* [Task details]:
Please edit the stretch of the listing from its start through the line containing "area-range-cell: 74.89-137.83 bbox=[312, 735, 390, 754]", changing each "max-total-cell" to "highest-total-cell" and leaving everything else the same.

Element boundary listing
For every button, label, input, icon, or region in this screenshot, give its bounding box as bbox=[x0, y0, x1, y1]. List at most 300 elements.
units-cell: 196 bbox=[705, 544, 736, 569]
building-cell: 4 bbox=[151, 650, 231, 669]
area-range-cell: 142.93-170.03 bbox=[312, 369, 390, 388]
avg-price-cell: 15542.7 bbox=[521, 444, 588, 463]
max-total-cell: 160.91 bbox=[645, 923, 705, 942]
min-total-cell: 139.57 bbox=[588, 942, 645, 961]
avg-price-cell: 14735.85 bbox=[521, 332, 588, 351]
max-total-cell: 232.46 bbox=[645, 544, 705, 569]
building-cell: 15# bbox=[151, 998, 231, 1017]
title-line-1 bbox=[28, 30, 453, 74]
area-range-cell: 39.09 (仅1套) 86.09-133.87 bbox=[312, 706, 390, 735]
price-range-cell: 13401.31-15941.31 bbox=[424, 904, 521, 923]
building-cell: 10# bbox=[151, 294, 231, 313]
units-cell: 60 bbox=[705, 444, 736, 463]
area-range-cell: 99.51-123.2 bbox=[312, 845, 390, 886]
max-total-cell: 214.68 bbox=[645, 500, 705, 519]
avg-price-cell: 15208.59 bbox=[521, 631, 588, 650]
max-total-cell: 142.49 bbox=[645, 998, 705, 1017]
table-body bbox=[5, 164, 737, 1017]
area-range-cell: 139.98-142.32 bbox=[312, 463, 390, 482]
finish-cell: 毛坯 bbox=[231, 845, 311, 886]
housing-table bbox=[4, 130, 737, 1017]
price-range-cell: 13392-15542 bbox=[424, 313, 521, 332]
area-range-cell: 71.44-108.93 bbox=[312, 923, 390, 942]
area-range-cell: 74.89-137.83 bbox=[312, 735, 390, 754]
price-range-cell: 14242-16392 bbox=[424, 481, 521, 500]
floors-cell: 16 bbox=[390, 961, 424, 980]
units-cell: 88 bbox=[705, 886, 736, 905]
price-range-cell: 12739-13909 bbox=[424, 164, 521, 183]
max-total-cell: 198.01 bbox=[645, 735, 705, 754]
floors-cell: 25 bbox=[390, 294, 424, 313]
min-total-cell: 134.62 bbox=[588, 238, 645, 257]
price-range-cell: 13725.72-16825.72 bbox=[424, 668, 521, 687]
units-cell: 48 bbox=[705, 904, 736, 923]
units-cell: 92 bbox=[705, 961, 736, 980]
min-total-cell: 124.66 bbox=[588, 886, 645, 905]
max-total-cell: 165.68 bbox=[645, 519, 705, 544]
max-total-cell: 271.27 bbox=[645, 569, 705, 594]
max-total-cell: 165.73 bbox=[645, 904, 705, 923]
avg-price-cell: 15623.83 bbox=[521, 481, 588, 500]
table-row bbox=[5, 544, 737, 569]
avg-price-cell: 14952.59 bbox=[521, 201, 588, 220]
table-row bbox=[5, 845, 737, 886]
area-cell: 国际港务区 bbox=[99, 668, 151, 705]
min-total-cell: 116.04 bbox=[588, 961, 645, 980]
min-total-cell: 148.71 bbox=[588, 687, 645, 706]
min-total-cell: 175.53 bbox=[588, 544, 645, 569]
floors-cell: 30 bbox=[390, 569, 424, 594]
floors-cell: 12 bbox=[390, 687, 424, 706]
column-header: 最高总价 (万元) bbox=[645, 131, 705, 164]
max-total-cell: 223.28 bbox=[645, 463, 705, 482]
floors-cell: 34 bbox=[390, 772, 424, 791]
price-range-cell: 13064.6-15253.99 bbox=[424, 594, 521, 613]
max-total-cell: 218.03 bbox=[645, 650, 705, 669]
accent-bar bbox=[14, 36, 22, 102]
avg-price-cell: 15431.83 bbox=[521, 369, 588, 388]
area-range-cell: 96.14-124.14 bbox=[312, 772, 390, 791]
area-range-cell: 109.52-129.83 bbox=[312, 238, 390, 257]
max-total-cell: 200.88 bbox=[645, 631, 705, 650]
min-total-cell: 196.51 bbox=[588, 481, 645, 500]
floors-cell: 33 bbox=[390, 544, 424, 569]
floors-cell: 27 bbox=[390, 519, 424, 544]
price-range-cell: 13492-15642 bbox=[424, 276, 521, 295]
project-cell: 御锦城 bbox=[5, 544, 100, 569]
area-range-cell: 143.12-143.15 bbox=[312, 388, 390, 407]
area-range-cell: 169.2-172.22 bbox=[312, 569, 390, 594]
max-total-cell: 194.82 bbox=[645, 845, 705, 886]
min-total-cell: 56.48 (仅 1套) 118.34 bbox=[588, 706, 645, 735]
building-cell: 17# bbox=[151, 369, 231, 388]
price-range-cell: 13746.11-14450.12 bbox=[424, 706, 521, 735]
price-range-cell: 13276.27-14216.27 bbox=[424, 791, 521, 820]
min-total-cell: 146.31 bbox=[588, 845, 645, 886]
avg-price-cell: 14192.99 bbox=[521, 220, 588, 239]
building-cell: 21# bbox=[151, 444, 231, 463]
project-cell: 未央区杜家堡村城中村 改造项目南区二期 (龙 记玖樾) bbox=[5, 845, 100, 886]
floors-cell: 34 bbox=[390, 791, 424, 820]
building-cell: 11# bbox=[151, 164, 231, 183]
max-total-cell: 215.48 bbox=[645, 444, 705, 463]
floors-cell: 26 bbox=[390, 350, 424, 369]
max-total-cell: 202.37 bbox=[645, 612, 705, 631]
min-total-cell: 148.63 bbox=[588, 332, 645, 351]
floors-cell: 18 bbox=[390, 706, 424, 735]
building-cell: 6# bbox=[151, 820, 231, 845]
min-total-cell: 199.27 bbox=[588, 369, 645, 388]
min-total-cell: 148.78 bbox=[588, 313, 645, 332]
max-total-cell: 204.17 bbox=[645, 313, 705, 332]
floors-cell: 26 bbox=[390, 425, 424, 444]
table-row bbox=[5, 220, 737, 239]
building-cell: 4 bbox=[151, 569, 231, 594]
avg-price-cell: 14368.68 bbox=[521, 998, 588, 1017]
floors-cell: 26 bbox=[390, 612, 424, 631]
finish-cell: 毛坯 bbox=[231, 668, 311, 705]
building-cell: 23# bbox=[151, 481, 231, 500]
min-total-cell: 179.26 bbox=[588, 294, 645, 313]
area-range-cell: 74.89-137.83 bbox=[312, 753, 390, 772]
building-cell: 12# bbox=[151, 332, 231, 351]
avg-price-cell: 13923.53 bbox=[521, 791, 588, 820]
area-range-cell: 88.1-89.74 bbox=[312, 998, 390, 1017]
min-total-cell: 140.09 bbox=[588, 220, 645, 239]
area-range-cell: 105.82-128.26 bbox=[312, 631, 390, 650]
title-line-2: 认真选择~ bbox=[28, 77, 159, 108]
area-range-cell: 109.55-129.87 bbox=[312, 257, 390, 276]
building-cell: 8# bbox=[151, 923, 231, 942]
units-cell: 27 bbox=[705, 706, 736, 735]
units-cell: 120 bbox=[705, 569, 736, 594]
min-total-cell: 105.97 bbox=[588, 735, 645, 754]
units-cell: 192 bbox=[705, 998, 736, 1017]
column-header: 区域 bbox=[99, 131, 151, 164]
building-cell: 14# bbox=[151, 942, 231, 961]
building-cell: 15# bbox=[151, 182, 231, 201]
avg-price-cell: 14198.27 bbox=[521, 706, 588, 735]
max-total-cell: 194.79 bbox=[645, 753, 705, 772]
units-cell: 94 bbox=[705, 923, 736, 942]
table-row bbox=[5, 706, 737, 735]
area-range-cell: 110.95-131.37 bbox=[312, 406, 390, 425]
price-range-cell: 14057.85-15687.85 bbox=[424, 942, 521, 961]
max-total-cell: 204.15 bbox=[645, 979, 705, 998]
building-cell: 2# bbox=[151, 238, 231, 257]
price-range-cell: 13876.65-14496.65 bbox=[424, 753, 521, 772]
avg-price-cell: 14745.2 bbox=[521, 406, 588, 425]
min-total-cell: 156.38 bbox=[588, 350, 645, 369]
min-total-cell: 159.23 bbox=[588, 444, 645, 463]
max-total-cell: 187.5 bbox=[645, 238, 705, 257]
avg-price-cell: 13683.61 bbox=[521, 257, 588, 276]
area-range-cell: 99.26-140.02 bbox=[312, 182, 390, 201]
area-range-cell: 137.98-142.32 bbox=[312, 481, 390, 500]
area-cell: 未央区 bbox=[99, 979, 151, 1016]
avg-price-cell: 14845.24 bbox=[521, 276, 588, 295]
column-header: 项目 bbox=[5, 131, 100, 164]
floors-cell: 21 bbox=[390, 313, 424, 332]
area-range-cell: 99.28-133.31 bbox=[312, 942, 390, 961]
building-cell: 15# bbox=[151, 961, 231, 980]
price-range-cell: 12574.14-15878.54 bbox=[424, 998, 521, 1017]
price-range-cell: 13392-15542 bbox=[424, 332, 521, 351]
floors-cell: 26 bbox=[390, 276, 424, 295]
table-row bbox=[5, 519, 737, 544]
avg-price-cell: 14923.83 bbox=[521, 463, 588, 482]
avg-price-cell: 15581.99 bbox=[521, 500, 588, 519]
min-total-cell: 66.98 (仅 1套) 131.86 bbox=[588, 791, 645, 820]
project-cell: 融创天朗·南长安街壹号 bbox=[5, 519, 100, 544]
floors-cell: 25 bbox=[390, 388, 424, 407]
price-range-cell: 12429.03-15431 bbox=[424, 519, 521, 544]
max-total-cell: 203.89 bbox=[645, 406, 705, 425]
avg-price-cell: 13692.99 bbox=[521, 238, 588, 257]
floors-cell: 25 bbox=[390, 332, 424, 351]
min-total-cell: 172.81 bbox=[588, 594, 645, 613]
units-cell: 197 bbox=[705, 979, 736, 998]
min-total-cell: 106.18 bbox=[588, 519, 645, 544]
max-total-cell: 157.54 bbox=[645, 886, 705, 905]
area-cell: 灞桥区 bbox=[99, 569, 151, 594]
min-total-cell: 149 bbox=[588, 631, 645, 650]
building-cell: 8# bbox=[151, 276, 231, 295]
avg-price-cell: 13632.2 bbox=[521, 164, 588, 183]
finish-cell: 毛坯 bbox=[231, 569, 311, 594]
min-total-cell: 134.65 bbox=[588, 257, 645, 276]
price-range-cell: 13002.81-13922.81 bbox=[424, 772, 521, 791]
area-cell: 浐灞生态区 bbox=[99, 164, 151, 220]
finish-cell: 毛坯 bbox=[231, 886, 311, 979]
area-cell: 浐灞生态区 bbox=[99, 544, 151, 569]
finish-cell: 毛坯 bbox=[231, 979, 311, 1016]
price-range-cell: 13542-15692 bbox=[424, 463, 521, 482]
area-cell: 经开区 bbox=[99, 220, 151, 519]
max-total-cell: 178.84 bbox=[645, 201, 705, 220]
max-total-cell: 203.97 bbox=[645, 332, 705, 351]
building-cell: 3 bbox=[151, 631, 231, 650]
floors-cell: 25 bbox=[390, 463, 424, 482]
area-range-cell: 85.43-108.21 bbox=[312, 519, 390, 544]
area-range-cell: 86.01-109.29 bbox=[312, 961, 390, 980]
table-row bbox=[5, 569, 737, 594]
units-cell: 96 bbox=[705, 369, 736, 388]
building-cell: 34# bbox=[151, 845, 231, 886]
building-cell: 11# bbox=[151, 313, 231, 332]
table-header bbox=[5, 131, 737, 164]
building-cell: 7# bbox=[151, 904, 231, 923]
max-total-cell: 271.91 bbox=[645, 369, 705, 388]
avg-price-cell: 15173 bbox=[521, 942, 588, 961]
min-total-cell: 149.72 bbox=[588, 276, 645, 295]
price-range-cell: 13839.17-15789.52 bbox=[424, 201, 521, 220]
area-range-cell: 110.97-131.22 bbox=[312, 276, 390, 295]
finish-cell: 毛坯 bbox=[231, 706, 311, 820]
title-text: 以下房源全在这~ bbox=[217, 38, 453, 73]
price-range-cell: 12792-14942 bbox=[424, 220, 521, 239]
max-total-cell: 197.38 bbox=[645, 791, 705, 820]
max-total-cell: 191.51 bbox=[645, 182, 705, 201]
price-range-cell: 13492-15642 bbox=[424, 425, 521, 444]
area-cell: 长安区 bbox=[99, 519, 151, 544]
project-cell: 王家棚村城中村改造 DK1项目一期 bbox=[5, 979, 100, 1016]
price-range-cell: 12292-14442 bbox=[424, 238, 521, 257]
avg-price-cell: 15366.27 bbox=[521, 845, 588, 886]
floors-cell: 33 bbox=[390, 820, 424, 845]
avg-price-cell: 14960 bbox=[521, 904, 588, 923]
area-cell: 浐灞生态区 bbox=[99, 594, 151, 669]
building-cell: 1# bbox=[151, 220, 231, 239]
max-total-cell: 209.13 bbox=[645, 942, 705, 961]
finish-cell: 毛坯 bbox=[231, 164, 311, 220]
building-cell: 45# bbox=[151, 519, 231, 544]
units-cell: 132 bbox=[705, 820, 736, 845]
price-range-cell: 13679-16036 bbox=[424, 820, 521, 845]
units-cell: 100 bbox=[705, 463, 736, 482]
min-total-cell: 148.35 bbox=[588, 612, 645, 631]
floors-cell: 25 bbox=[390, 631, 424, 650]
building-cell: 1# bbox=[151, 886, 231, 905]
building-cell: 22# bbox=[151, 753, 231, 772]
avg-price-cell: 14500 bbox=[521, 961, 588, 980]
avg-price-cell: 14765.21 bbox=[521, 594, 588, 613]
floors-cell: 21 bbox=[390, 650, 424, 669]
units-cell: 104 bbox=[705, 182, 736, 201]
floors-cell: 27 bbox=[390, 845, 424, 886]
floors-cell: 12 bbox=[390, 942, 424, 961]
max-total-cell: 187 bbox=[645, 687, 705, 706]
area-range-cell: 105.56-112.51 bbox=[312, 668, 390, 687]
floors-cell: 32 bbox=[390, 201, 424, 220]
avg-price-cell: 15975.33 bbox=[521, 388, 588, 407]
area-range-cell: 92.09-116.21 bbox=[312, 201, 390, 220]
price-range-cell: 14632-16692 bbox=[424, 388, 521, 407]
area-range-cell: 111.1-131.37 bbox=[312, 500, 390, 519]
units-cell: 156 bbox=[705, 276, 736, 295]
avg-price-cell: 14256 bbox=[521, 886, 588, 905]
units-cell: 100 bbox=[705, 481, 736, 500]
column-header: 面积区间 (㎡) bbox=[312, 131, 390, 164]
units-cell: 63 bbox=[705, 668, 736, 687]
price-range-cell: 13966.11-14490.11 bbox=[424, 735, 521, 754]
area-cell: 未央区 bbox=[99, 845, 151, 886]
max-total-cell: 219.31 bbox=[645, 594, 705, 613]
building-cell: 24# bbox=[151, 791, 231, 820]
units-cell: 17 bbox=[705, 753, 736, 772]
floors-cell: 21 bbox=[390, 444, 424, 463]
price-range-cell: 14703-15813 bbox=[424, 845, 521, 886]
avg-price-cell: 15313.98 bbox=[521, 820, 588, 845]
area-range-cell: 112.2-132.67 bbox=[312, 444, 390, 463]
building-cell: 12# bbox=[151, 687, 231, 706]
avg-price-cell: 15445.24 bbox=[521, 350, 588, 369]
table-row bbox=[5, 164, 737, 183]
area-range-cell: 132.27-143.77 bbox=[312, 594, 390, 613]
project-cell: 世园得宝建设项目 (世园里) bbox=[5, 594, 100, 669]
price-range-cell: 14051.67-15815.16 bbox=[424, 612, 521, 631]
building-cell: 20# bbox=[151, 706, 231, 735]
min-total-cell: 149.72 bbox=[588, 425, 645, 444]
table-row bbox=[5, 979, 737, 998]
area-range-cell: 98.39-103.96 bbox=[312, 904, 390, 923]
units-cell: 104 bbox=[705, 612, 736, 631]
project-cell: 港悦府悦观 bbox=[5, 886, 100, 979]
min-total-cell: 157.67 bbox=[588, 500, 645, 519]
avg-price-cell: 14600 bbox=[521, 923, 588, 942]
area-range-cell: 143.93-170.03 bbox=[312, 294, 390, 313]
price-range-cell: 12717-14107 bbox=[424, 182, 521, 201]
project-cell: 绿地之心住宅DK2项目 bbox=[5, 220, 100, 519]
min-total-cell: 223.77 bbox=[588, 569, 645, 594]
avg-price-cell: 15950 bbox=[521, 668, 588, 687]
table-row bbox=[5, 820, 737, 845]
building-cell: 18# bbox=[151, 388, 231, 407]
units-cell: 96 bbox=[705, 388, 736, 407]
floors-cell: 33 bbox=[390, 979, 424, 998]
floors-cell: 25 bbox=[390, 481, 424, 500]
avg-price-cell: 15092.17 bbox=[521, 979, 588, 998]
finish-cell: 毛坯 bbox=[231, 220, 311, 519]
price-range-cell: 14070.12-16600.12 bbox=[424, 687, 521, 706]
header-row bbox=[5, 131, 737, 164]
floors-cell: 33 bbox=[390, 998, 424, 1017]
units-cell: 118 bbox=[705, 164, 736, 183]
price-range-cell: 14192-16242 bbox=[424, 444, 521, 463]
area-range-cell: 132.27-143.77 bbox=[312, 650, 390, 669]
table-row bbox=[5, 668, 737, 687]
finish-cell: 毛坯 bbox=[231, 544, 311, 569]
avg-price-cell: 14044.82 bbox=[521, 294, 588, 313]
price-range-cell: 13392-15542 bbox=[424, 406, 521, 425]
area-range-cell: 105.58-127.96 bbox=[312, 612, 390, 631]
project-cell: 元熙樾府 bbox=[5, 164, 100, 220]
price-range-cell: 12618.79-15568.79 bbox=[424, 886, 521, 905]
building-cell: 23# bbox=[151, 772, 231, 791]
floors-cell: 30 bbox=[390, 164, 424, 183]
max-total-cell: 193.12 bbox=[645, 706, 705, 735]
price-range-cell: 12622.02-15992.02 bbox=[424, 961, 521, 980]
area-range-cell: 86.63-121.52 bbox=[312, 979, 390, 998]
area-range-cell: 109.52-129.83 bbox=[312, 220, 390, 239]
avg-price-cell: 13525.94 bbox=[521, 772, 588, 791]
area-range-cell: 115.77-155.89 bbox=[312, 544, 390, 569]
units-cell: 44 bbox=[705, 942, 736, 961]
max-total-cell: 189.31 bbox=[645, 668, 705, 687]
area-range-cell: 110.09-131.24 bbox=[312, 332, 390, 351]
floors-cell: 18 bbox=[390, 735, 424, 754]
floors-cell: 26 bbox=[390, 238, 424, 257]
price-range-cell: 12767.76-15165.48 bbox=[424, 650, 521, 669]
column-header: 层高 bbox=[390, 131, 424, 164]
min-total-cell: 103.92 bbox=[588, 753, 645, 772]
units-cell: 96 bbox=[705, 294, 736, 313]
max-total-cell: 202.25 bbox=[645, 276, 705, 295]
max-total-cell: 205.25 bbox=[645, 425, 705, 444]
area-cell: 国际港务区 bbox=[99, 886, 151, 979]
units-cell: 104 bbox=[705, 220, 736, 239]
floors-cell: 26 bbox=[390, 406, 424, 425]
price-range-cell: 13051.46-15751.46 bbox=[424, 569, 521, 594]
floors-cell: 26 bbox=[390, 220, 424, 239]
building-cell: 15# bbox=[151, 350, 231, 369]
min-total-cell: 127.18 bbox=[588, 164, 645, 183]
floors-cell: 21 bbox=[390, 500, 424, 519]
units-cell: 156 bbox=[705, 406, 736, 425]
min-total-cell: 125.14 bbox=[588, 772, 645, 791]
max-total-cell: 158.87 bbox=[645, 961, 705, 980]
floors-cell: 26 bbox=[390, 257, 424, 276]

* [Result]:
For every button, label, input, icon, or region in this screenshot, give its bounding box as bbox=[x0, y0, x1, y1]. List at most 300 elements.
units-cell: 196 bbox=[705, 544, 736, 569]
building-cell: 4 bbox=[151, 650, 231, 669]
area-range-cell: 142.93-170.03 bbox=[312, 369, 390, 388]
avg-price-cell: 15542.7 bbox=[521, 444, 588, 463]
highest-total-cell: 160.91 bbox=[645, 923, 705, 942]
min-total-cell: 139.57 bbox=[588, 942, 645, 961]
avg-price-cell: 14735.85 bbox=[521, 332, 588, 351]
highest-total-cell: 232.46 bbox=[645, 544, 705, 569]
building-cell: 15# bbox=[151, 998, 231, 1017]
title-line-1 bbox=[28, 30, 453, 74]
area-range-cell: 39.09 (仅1套) 86.09-133.87 bbox=[312, 706, 390, 735]
price-range-cell: 13401.31-15941.31 bbox=[424, 904, 521, 923]
building-cell: 10# bbox=[151, 294, 231, 313]
units-cell: 60 bbox=[705, 444, 736, 463]
area-range-cell: 99.51-123.2 bbox=[312, 845, 390, 886]
highest-total-cell: 214.68 bbox=[645, 500, 705, 519]
avg-price-cell: 15208.59 bbox=[521, 631, 588, 650]
highest-total-cell: 142.49 bbox=[645, 998, 705, 1017]
table-body bbox=[5, 164, 737, 1017]
area-range-cell: 139.98-142.32 bbox=[312, 463, 390, 482]
finish-cell: 毛坯 bbox=[231, 845, 311, 886]
housing-table bbox=[4, 130, 737, 1017]
price-range-cell: 13392-15542 bbox=[424, 313, 521, 332]
area-range-cell: 71.44-108.93 bbox=[312, 923, 390, 942]
area-range-cell: 74.89-137.83 bbox=[312, 735, 390, 754]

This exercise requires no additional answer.